Out of the lines below, please list those that hold the string "Health".

-------- Dataset records --------

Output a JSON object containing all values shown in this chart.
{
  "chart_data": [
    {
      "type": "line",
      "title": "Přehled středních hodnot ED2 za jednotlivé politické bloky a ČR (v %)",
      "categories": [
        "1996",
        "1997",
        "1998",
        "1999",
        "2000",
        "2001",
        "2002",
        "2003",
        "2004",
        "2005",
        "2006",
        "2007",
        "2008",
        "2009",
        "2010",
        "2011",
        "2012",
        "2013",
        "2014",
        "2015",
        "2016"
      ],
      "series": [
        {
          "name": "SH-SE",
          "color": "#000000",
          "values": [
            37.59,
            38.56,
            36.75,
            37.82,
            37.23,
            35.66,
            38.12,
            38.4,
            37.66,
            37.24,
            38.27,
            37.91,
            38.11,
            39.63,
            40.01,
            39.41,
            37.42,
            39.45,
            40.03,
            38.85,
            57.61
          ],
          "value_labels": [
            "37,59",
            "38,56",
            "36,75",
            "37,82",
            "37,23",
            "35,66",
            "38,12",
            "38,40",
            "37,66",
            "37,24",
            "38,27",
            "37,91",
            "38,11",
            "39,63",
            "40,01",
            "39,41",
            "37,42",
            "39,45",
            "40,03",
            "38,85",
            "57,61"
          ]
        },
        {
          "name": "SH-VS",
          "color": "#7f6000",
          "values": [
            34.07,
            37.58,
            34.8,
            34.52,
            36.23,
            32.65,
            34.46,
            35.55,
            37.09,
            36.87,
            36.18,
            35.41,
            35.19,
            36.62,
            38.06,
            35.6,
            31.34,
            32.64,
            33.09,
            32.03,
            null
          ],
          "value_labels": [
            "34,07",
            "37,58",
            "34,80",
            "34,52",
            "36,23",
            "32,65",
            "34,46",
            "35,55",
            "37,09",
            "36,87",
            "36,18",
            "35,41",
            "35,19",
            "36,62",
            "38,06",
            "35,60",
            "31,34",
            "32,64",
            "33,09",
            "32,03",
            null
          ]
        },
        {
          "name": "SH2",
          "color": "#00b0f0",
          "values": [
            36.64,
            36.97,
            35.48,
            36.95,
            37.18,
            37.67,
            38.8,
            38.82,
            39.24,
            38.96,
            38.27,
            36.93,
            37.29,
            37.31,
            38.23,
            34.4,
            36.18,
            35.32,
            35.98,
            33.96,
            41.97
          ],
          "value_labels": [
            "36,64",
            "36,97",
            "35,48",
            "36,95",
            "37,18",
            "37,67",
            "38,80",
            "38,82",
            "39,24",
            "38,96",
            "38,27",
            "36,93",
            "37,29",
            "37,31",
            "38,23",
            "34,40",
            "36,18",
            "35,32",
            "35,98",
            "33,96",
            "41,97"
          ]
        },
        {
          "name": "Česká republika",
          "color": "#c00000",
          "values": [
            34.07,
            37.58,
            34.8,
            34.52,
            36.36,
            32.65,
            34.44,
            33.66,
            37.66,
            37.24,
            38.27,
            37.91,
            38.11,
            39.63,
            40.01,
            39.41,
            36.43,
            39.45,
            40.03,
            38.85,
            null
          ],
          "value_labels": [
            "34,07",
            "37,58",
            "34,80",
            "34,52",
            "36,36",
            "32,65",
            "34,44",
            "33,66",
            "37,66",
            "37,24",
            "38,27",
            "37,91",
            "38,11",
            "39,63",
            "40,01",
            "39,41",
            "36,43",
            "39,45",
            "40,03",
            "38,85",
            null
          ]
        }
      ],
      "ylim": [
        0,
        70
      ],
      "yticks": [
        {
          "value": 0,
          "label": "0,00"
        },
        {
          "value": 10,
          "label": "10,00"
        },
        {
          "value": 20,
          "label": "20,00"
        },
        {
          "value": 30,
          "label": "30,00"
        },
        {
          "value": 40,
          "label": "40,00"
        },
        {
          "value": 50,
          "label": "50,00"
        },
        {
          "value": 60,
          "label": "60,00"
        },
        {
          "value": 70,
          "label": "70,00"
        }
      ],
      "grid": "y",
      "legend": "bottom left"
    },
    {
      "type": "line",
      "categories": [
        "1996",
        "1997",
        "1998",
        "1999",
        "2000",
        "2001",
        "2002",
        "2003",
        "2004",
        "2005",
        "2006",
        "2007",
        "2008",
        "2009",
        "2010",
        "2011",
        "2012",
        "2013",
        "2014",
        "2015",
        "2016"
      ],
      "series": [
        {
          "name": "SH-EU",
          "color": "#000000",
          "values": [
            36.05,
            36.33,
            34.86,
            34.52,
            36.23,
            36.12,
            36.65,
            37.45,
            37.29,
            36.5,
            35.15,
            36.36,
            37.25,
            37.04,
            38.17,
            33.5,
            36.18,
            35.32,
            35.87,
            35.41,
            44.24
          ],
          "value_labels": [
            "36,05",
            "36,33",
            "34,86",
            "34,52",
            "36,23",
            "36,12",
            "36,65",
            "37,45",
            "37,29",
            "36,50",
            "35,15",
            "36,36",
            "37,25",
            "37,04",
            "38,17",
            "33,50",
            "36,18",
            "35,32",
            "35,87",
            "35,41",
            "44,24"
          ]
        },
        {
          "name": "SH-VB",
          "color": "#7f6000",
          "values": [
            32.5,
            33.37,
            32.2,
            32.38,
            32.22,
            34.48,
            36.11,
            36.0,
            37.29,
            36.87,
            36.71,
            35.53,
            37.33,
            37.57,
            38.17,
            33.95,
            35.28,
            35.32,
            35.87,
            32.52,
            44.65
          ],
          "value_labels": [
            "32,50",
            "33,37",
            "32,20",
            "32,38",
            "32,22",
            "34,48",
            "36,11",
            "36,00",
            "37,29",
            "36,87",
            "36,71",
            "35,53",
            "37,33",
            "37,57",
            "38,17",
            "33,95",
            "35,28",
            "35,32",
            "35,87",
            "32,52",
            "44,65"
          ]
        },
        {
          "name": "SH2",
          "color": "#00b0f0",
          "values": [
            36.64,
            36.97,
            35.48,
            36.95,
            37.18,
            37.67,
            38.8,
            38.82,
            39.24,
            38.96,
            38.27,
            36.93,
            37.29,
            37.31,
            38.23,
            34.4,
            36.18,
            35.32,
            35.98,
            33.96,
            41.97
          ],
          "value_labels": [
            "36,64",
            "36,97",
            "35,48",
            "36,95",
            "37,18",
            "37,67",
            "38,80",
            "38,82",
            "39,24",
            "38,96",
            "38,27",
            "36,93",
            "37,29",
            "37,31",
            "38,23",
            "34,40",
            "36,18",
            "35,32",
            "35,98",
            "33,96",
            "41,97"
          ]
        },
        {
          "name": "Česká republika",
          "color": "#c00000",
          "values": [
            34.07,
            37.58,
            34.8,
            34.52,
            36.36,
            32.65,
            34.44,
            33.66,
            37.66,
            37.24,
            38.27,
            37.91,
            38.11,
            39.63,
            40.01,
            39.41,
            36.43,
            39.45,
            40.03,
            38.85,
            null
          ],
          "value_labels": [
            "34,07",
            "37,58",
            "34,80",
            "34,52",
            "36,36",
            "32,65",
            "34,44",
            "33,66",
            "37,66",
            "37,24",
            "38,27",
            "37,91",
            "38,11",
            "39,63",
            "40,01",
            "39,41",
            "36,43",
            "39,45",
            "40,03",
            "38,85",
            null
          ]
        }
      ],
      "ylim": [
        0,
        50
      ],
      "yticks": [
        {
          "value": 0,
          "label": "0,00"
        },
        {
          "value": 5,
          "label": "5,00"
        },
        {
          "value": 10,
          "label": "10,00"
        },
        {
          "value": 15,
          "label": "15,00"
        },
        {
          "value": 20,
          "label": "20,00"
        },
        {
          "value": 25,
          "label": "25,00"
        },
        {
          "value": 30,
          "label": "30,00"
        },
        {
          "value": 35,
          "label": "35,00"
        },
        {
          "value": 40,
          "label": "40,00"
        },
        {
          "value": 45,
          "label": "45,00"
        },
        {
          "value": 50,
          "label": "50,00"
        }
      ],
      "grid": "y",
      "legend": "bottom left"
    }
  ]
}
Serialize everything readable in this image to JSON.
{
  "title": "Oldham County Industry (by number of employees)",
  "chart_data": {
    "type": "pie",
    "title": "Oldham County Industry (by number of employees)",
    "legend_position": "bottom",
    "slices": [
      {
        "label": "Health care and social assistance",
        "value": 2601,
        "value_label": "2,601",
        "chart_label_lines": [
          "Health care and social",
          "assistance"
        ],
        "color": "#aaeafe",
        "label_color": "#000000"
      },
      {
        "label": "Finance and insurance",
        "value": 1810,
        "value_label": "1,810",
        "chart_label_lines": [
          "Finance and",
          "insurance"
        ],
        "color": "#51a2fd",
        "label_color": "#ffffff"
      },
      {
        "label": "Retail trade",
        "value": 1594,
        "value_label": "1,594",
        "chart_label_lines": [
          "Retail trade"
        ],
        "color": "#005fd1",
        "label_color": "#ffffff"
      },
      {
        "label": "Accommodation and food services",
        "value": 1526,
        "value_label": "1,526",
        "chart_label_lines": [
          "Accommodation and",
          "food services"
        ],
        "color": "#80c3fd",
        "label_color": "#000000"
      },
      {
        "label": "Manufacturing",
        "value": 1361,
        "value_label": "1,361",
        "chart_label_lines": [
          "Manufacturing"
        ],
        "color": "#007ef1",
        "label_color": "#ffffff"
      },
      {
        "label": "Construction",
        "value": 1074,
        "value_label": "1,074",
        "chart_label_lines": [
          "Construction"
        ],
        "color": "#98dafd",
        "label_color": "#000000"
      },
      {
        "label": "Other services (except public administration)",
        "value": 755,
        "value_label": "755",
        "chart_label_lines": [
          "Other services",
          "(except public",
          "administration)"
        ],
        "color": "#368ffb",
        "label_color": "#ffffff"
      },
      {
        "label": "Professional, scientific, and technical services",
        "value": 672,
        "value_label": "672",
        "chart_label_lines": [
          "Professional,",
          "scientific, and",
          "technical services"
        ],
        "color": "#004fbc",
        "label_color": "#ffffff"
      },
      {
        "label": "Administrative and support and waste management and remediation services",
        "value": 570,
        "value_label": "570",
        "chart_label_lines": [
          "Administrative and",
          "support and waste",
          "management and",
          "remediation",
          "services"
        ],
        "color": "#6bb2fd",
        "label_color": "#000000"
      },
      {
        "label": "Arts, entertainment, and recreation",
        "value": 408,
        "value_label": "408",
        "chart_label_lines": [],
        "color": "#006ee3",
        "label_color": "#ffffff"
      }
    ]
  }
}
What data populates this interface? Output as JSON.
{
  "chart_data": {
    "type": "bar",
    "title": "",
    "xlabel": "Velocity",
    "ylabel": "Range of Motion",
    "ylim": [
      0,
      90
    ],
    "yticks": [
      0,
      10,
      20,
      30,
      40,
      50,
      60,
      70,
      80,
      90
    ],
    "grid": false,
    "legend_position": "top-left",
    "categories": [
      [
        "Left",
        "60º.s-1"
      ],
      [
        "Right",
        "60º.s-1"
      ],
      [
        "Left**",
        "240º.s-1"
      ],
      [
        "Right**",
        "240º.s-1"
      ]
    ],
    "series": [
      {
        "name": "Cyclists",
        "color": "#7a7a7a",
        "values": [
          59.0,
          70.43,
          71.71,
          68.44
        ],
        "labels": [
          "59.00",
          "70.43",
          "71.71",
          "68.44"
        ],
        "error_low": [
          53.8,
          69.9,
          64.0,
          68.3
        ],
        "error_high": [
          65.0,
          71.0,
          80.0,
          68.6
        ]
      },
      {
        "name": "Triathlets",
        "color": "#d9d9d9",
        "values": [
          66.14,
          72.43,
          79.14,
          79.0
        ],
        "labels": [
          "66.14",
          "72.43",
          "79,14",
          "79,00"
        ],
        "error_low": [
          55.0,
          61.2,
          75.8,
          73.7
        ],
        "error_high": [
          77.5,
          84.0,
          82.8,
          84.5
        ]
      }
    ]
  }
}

--------

Worked solution:
        "label": "Health care and social assistance",
          "Health care and social",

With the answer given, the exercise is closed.